YOUR GOAL: Extract all data as written.

GIVEN RECORDS:

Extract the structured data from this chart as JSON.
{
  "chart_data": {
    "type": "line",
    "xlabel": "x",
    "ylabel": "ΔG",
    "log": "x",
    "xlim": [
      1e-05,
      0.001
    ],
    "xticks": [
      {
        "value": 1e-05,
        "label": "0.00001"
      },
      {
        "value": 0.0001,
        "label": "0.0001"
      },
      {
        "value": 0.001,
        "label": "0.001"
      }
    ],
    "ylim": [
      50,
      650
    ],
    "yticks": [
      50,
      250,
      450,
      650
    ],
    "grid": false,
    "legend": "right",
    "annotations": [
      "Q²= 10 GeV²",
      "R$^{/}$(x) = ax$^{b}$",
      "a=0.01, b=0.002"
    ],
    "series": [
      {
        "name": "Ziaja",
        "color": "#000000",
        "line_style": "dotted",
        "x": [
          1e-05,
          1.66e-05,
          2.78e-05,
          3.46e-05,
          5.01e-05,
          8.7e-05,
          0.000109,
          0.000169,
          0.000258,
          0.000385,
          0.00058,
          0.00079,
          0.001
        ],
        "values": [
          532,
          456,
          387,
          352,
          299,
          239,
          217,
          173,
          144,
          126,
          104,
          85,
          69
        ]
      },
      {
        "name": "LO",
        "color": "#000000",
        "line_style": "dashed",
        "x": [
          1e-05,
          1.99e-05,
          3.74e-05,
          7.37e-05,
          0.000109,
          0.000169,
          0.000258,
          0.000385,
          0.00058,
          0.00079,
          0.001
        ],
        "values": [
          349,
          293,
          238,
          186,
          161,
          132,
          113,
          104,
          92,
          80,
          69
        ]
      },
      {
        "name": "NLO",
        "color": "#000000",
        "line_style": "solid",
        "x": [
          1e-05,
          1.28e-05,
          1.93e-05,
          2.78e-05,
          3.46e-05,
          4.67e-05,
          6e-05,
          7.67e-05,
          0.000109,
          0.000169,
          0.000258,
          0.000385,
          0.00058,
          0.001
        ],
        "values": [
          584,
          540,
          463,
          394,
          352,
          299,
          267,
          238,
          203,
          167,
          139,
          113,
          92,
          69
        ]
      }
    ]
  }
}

RESPONSE:
Extract the structured data from this chart as JSON.
{
  "chart_data": {
    "type": "line",
    "xlabel": "x",
    "ylabel": "ΔG",
    "log": "x",
    "xlim": [
      1e-05,
      0.001
    ],
    "xticks": [
      {
        "value": 1e-05,
        "label": "0.00001"
      },
      {
        "value": 0.0001,
        "label": "0.0001"
      },
      {
        "value": 0.001,
        "label": "0.001"
      }
    ],
    "ylim": [
      50,
      650
    ],
    "yticks": [
      50,
      250,
      450,
      650
    ],
    "grid": false,
    "legend": "right",
    "annotations": [
      "Q²= 10 GeV²",
      "R$^{/}$(x) = ax$^{b}$",
      "a=0.01, b=0.002"
    ],
    "series": [
      {
        "name": "Ziaja",
        "color": "#000000",
        "line_style": "dotted",
        "x": [
          1e-05,
          1.66e-05,
          2.78e-05,
          3.46e-05,
          5.01e-05,
          8.7e-05,
          0.000109,
          0.000169,
          0.000258,
          0.000385,
          0.00058,
          0.00079,
          0.001
        ],
        "values": [
          532,
          456,
          387,
          352,
          299,
          239,
          217,
          173,
          144,
          126,
          104,
          85,
          69
        ]
      },
      {
        "name": "LO",
        "color": "#000000",
        "line_style": "dashed",
        "x": [
          1e-05,
          1.99e-05,
          3.74e-05,
          7.37e-05,
          0.000109,
          0.000169,
          0.000258,
          0.000385,
          0.00058,
          0.00079,
          0.001
        ],
        "values": [
          349,
          293,
          238,
          186,
          161,
          132,
          113,
          104,
          92,
          80,
          69
        ]
      },
      {
        "name": "NLO",
        "color": "#000000",
        "line_style": "solid",
        "x": [
          1e-05,
          1.28e-05,
          1.93e-05,
          2.78e-05,
          3.46e-05,
          4.67e-05,
          6e-05,
          7.67e-05,
          0.000109,
          0.000169,
          0.000258,
          0.000385,
          0.00058,
          0.001
        ],
        "values": [
          584,
          540,
          463,
          394,
          352,
          299,
          267,
          238,
          203,
          167,
          139,
          113,
          92,
          69
        ]
      }
    ]
  }
}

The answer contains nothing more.